Collected data entries
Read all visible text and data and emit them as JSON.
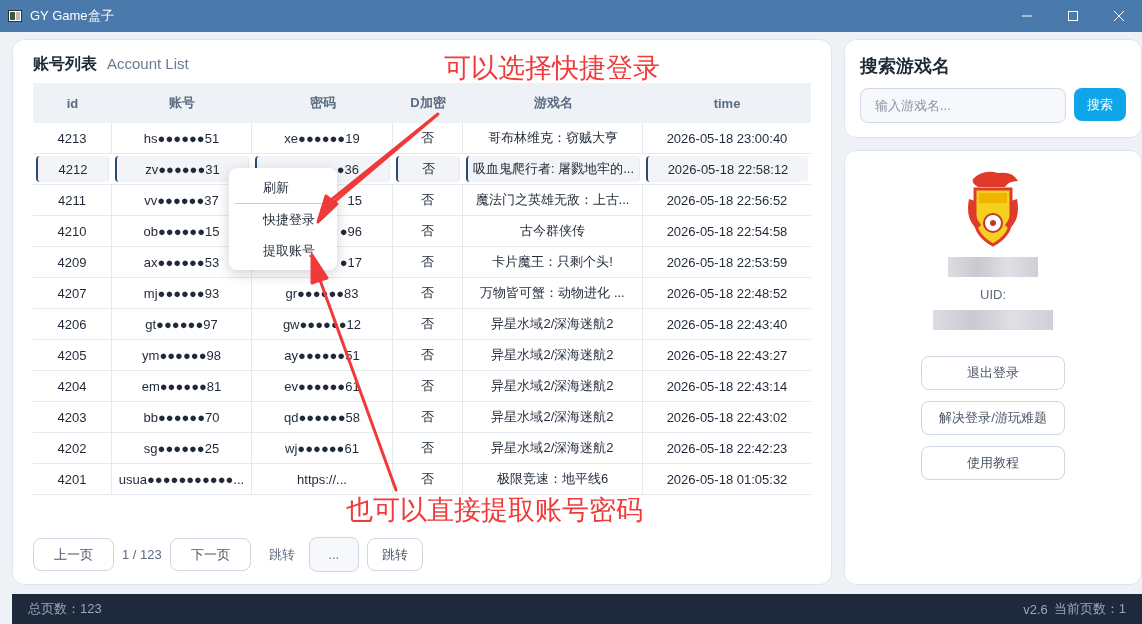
{
  "window": {
    "title": "GY Game盒子"
  },
  "account_list": {
    "title": "账号列表",
    "subtitle": "Account List",
    "columns": [
      "id",
      "账号",
      "密码",
      "D加密",
      "游戏名",
      "time"
    ],
    "rows": [
      {
        "id": "4213",
        "account": "hs●●●●●●51",
        "password": "xe●●●●●●19",
        "encrypted": "否",
        "game": "哥布林维克：窃贼大亨",
        "time": "2026-05-18 23:00:40",
        "selected": false,
        "password_covered": false
      },
      {
        "id": "4212",
        "account": "zv●●●●●●31",
        "password": "●36",
        "encrypted": "否",
        "game": "吸血鬼爬行者: 屠戮地牢的...",
        "time": "2026-05-18 22:58:12",
        "selected": true,
        "password_covered": true
      },
      {
        "id": "4211",
        "account": "vv●●●●●●37",
        "password": "15",
        "encrypted": "否",
        "game": "魔法门之英雄无敌：上古...",
        "time": "2026-05-18 22:56:52",
        "selected": false,
        "password_covered": true
      },
      {
        "id": "4210",
        "account": "ob●●●●●●15",
        "password": "●96",
        "encrypted": "否",
        "game": "古今群侠传",
        "time": "2026-05-18 22:54:58",
        "selected": false,
        "password_covered": true
      },
      {
        "id": "4209",
        "account": "ax●●●●●●53",
        "password": "●17",
        "encrypted": "否",
        "game": "卡片魔王：只剩个头!",
        "time": "2026-05-18 22:53:59",
        "selected": false,
        "password_covered": true
      },
      {
        "id": "4207",
        "account": "mj●●●●●●93",
        "password": "gr●●●●●●83",
        "encrypted": "否",
        "game": "万物皆可蟹：动物进化 ...",
        "time": "2026-05-18 22:48:52",
        "selected": false,
        "password_covered": false
      },
      {
        "id": "4206",
        "account": "gt●●●●●●97",
        "password": "gw●●●●●●12",
        "encrypted": "否",
        "game": "异星水域2/深海迷航2",
        "time": "2026-05-18 22:43:40",
        "selected": false,
        "password_covered": false
      },
      {
        "id": "4205",
        "account": "ym●●●●●●98",
        "password": "ay●●●●●●51",
        "encrypted": "否",
        "game": "异星水域2/深海迷航2",
        "time": "2026-05-18 22:43:27",
        "selected": false,
        "password_covered": false
      },
      {
        "id": "4204",
        "account": "em●●●●●●81",
        "password": "ev●●●●●●61",
        "encrypted": "否",
        "game": "异星水域2/深海迷航2",
        "time": "2026-05-18 22:43:14",
        "selected": false,
        "password_covered": false
      },
      {
        "id": "4203",
        "account": "bb●●●●●●70",
        "password": "qd●●●●●●58",
        "encrypted": "否",
        "game": "异星水域2/深海迷航2",
        "time": "2026-05-18 22:43:02",
        "selected": false,
        "password_covered": false
      },
      {
        "id": "4202",
        "account": "sg●●●●●●25",
        "password": "wj●●●●●●61",
        "encrypted": "否",
        "game": "异星水域2/深海迷航2",
        "time": "2026-05-18 22:42:23",
        "selected": false,
        "password_covered": false
      },
      {
        "id": "4201",
        "account": "usua●●●●●●●●●●●...",
        "password": "https://...",
        "encrypted": "否",
        "game": "极限竞速：地平线6",
        "time": "2026-05-18 01:05:32",
        "selected": false,
        "password_covered": false
      }
    ],
    "context_menu": {
      "items": [
        "刷新",
        "快捷登录",
        "提取账号"
      ]
    },
    "pagination": {
      "prev": "上一页",
      "page": "1 / 123",
      "next": "下一页",
      "jump_label": "跳转",
      "jump_placeholder": "...",
      "jump_button": "跳转"
    }
  },
  "search": {
    "title": "搜索游戏名",
    "placeholder": "输入游戏名...",
    "button": "搜索"
  },
  "profile": {
    "uid_label": "UID:",
    "buttons": [
      "退出登录",
      "解决登录/游玩难题",
      "使用教程"
    ]
  },
  "status_bar": {
    "total": "总页数：123",
    "version": "v2.6",
    "current": "当前页数：1"
  },
  "annotations": [
    "可以选择快捷登录",
    "也可以直接提取账号密码"
  ]
}
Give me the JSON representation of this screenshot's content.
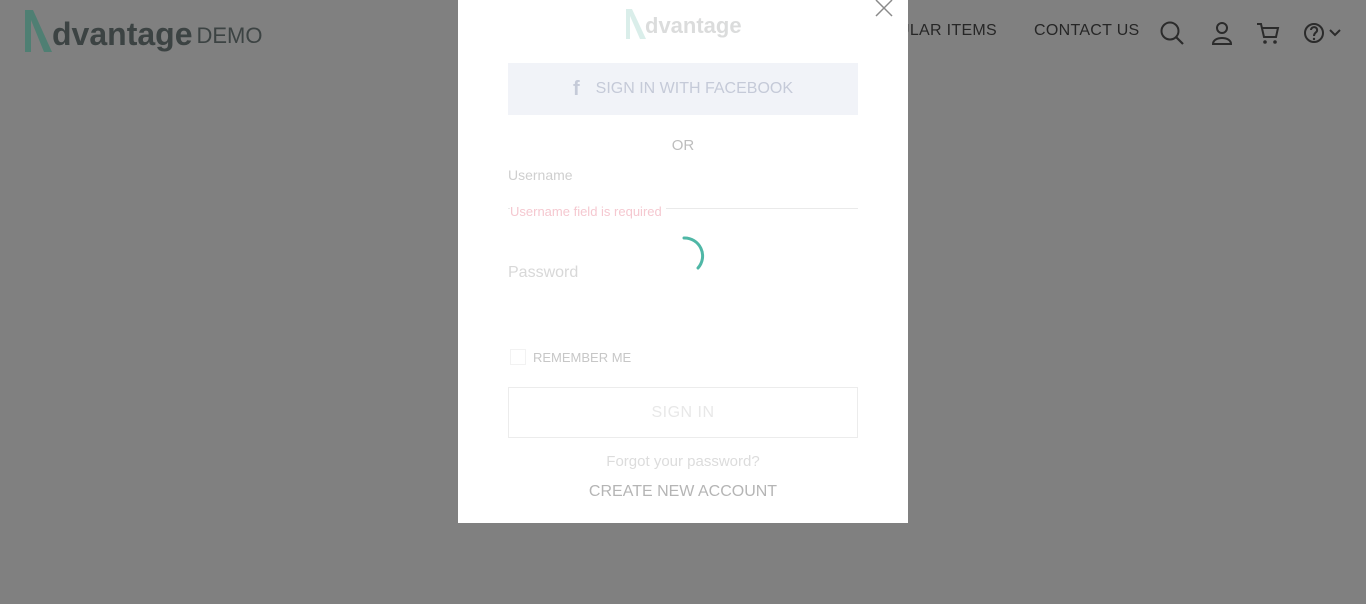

**Stated goal**
Each line of the data should be quoted exactly, with pictures left out.

**Answer to this exercise**
Read all visible text and data and emit them as JSON.
{
  "window": {
    "title": "GY Game盒子"
  },
  "account_list": {
    "title": "账号列表",
    "subtitle": "Account List",
    "columns": [
      "id",
      "账号",
      "密码",
      "D加密",
      "游戏名",
      "time"
    ],
    "rows": [
      {
        "id": "4213",
        "account": "hs●●●●●●51",
        "password": "xe●●●●●●19",
        "encrypted": "否",
        "game": "哥布林维克：窃贼大亨",
        "time": "2026-05-18 23:00:40",
        "selected": false,
        "password_covered": false
      },
      {
        "id": "4212",
        "account": "zv●●●●●●31",
        "password": "●36",
        "encrypted": "否",
        "game": "吸血鬼爬行者: 屠戮地牢的...",
        "time": "2026-05-18 22:58:12",
        "selected": true,
        "password_covered": true
      },
      {
        "id": "4211",
        "account": "vv●●●●●●37",
        "password": "15",
        "encrypted": "否",
        "game": "魔法门之英雄无敌：上古...",
        "time": "2026-05-18 22:56:52",
        "selected": false,
        "password_covered": true
      },
      {
        "id": "4210",
        "account": "ob●●●●●●15",
        "password": "●96",
        "encrypted": "否",
        "game": "古今群侠传",
        "time": "2026-05-18 22:54:58",
        "selected": false,
        "password_covered": true
      },
      {
        "id": "4209",
        "account": "ax●●●●●●53",
        "password": "●17",
        "encrypted": "否",
        "game": "卡片魔王：只剩个头!",
        "time": "2026-05-18 22:53:59",
        "selected": false,
        "password_covered": true
      },
      {
        "id": "4207",
        "account": "mj●●●●●●93",
        "password": "gr●●●●●●83",
        "encrypted": "否",
        "game": "万物皆可蟹：动物进化 ...",
        "time": "2026-05-18 22:48:52",
        "selected": false,
        "password_covered": false
      },
      {
        "id": "4206",
        "account": "gt●●●●●●97",
        "password": "gw●●●●●●12",
        "encrypted": "否",
        "game": "异星水域2/深海迷航2",
        "time": "2026-05-18 22:43:40",
        "selected": false,
        "password_covered": false
      },
      {
        "id": "4205",
        "account": "ym●●●●●●98",
        "password": "ay●●●●●●51",
        "encrypted": "否",
        "game": "异星水域2/深海迷航2",
        "time": "2026-05-18 22:43:27",
        "selected": false,
        "password_covered": false
      },
      {
        "id": "4204",
        "account": "em●●●●●●81",
        "password": "ev●●●●●●61",
        "encrypted": "否",
        "game": "异星水域2/深海迷航2",
        "time": "2026-05-18 22:43:14",
        "selected": false,
        "password_covered": false
      },
      {
        "id": "4203",
        "account": "bb●●●●●●70",
        "password": "qd●●●●●●58",
        "encrypted": "否",
        "game": "异星水域2/深海迷航2",
        "time": "2026-05-18 22:43:02",
        "selected": false,
        "password_covered": false
      },
      {
        "id": "4202",
        "account": "sg●●●●●●25",
        "password": "wj●●●●●●61",
        "encrypted": "否",
        "game": "异星水域2/深海迷航2",
        "time": "2026-05-18 22:42:23",
        "selected": false,
        "password_covered": false
      },
      {
        "id": "4201",
        "account": "usua●●●●●●●●●●●...",
        "password": "https://...",
        "encrypted": "否",
        "game": "极限竞速：地平线6",
        "time": "2026-05-18 01:05:32",
        "selected": false,
        "password_covered": false
      }
    ],
    "context_menu": {
      "items": [
        "刷新",
        "快捷登录",
        "提取账号"
      ]
    },
    "pagination": {
      "prev": "上一页",
      "page": "1 / 123",
      "next": "下一页",
      "jump_label": "跳转",
      "jump_placeholder": "...",
      "jump_button": "跳转"
    }
  },
  "search": {
    "title": "搜索游戏名",
    "placeholder": "输入游戏名...",
    "button": "搜索"
  },
  "profile": {
    "uid_label": "UID:",
    "buttons": [
      "退出登录",
      "解决登录/游玩难题",
      "使用教程"
    ]
  },
  "status_bar": {
    "total": "总页数：123",
    "version": "v2.6",
    "current": "当前页数：1"
  },
  "annotations": [
    "可以选择快捷登录",
    "也可以直接提取账号密码"
  ]
}
Give me the JSON representation of this screenshot's content.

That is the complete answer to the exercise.